AIM OF THE TASK – Quote the listing below in full and exactly as written, but omit every picture.

(Recorded data)
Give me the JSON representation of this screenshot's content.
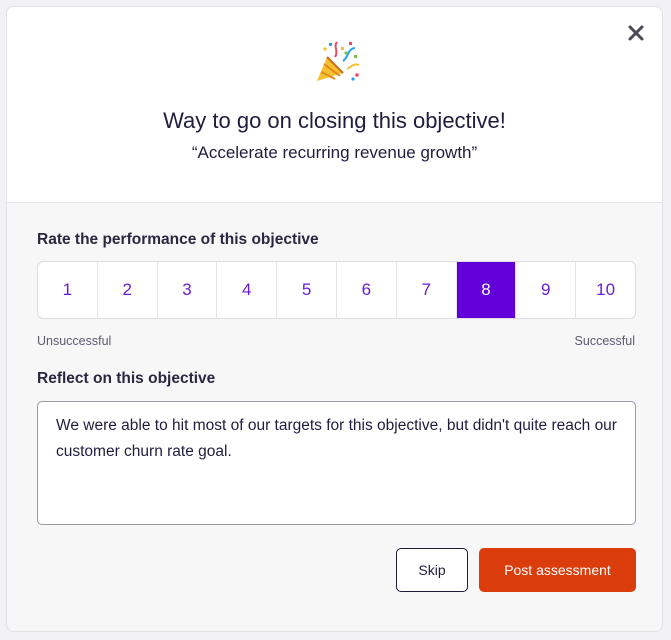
{
  "header": {
    "title": "Way to go on closing this objective!",
    "subtitle": "“Accelerate recurring revenue growth”",
    "icon": "party-popper-icon"
  },
  "rating": {
    "label": "Rate the performance of this objective",
    "options": [
      "1",
      "2",
      "3",
      "4",
      "5",
      "6",
      "7",
      "8",
      "9",
      "10"
    ],
    "selected": "8",
    "min_label": "Unsuccessful",
    "max_label": "Successful"
  },
  "reflection": {
    "label": "Reflect on this objective",
    "value": "We were able to hit most of our targets for this objective, but didn't quite reach our customer churn rate goal."
  },
  "actions": {
    "skip_label": "Skip",
    "post_label": "Post assessment"
  },
  "colors": {
    "accent": "#6200d9",
    "primary_button": "#db3c0c",
    "text": "#1f1d3d"
  }
}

COMPLETED TASK –
Give me the JSON representation of this screenshot's content.
{
  "header": {
    "title": "Way to go on closing this objective!",
    "subtitle": "“Accelerate recurring revenue growth”",
    "icon": "party-popper-icon"
  },
  "rating": {
    "label": "Rate the performance of this objective",
    "options": [
      "1",
      "2",
      "3",
      "4",
      "5",
      "6",
      "7",
      "8",
      "9",
      "10"
    ],
    "selected": "8",
    "min_label": "Unsuccessful",
    "max_label": "Successful"
  },
  "reflection": {
    "label": "Reflect on this objective",
    "value": "We were able to hit most of our targets for this objective, but didn't quite reach our customer churn rate goal."
  },
  "actions": {
    "skip_label": "Skip",
    "post_label": "Post assessment"
  },
  "colors": {
    "accent": "#6200d9",
    "primary_button": "#db3c0c",
    "text": "#1f1d3d"
  }
}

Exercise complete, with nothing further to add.